• CHALLENGE:
From the listing below, extract each line containing the string "troppo".

[Dataset items]
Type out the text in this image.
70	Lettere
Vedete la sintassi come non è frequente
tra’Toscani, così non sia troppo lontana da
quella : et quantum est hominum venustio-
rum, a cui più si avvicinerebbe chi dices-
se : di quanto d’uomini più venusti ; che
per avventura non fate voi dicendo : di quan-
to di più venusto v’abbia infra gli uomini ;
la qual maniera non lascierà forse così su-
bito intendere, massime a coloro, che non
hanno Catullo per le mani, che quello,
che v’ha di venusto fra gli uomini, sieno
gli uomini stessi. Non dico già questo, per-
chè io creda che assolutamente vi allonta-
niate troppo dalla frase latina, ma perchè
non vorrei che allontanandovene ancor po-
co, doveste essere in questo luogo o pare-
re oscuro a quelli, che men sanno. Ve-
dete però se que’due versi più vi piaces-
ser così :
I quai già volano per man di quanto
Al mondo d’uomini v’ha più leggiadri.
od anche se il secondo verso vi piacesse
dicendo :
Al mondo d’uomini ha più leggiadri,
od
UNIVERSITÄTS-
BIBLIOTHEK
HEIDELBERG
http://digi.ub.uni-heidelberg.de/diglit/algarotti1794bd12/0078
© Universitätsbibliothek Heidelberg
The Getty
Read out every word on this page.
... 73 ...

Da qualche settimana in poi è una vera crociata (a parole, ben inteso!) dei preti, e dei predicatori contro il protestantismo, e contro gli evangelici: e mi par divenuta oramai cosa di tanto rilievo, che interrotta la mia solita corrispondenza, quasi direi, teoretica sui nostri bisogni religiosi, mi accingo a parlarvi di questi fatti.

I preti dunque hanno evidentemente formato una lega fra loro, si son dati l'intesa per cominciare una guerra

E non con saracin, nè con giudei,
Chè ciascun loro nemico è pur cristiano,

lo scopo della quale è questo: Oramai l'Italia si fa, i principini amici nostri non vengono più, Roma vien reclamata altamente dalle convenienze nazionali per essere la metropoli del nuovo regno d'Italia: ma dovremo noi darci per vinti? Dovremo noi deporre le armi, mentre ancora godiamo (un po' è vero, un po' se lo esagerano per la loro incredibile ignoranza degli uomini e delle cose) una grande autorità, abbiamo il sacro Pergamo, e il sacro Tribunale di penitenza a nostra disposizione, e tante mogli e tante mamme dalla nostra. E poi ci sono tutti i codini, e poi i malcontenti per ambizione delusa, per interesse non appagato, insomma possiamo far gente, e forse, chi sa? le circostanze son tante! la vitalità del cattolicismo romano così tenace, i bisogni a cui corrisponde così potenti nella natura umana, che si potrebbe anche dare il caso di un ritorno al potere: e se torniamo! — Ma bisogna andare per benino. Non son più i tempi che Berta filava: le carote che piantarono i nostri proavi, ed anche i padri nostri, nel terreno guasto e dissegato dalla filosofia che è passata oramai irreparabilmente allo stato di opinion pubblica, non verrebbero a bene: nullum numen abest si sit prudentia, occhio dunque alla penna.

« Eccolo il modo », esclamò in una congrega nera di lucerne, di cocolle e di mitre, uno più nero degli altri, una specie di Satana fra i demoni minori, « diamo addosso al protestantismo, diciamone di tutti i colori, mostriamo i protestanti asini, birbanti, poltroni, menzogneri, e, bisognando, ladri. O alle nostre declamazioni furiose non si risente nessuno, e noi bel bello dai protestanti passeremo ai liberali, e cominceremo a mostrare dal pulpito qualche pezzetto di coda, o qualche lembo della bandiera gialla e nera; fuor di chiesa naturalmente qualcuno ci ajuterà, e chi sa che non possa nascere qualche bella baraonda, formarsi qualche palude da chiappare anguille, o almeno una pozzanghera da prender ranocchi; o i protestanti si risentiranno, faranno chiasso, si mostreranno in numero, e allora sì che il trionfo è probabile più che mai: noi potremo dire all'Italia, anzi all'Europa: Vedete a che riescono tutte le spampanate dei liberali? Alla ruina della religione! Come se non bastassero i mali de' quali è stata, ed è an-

• WORKED SOLUTION:
tra’Toscani, così non sia troppo lontana da
niate troppo dalla frase latina, ma perchè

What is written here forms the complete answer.